§ TASK REQUIREMENTS:
In the listing below, count the lines with "cognitivas" and report only the figure.

§ MATERIAL TO PROCESS:

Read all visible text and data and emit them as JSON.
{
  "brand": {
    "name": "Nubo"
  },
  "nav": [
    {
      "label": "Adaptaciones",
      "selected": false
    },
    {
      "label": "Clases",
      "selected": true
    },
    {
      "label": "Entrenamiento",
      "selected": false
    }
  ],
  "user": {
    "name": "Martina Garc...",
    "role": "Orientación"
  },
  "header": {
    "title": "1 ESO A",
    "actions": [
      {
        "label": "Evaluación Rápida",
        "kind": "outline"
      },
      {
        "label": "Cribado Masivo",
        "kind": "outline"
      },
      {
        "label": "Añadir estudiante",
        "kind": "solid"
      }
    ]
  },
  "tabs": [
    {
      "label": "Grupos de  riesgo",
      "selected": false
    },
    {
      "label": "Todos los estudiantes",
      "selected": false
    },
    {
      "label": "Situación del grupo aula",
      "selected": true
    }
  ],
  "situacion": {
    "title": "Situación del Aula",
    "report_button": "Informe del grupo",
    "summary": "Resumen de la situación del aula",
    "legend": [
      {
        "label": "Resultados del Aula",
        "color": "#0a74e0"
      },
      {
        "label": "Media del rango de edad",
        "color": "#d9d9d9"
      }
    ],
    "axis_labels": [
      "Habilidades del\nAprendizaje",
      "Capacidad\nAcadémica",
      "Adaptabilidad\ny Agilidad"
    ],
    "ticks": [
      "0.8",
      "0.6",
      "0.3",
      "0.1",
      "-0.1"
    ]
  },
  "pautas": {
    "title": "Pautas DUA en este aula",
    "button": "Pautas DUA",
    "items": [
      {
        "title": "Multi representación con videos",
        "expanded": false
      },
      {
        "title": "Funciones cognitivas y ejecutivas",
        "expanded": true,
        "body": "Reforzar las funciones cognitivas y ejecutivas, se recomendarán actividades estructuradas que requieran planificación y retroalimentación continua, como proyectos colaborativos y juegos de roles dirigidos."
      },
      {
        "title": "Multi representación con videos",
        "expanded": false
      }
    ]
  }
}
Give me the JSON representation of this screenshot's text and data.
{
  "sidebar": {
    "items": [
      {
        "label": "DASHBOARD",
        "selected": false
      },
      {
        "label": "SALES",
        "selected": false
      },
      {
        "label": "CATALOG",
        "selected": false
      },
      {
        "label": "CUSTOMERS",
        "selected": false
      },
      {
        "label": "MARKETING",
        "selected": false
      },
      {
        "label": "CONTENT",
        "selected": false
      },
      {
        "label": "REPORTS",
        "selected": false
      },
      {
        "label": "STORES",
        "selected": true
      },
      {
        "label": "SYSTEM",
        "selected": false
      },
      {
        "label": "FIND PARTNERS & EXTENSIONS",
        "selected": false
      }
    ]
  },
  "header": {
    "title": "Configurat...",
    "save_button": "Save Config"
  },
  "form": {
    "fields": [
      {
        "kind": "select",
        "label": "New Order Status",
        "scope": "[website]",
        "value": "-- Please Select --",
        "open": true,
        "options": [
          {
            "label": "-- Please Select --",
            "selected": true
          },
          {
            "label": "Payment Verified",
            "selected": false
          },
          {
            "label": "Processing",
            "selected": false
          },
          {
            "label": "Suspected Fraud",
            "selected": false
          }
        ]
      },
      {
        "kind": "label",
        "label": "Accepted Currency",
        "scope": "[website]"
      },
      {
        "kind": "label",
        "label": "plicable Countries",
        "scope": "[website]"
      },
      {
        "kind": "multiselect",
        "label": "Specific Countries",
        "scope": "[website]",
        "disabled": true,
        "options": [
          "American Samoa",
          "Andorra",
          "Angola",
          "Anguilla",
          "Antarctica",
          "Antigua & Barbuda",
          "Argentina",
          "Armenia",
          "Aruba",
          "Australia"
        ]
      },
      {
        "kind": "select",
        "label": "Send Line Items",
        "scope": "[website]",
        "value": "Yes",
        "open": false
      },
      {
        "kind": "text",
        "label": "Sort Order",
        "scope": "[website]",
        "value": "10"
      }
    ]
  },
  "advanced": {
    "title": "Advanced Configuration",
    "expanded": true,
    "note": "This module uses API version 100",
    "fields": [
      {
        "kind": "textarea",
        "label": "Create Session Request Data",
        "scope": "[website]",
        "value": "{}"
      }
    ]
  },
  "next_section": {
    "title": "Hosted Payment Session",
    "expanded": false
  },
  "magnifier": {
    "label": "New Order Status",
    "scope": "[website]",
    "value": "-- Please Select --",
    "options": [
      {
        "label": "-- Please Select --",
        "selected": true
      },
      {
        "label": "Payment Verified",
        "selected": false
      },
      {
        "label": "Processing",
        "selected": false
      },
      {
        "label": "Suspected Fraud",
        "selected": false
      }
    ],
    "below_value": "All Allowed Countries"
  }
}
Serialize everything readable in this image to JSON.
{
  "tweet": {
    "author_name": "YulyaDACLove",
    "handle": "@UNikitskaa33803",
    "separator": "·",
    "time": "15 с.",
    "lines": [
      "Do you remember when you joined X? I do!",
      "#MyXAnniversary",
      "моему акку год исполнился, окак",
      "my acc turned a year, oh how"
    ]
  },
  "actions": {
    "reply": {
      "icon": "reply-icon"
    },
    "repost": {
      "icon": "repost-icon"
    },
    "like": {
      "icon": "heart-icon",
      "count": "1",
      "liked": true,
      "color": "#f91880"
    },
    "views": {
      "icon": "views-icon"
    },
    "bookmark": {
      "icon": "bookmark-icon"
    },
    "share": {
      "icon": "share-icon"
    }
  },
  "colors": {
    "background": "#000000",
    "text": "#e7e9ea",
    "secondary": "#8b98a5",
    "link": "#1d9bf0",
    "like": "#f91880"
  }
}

§ COMPLETE RESPONSE:
2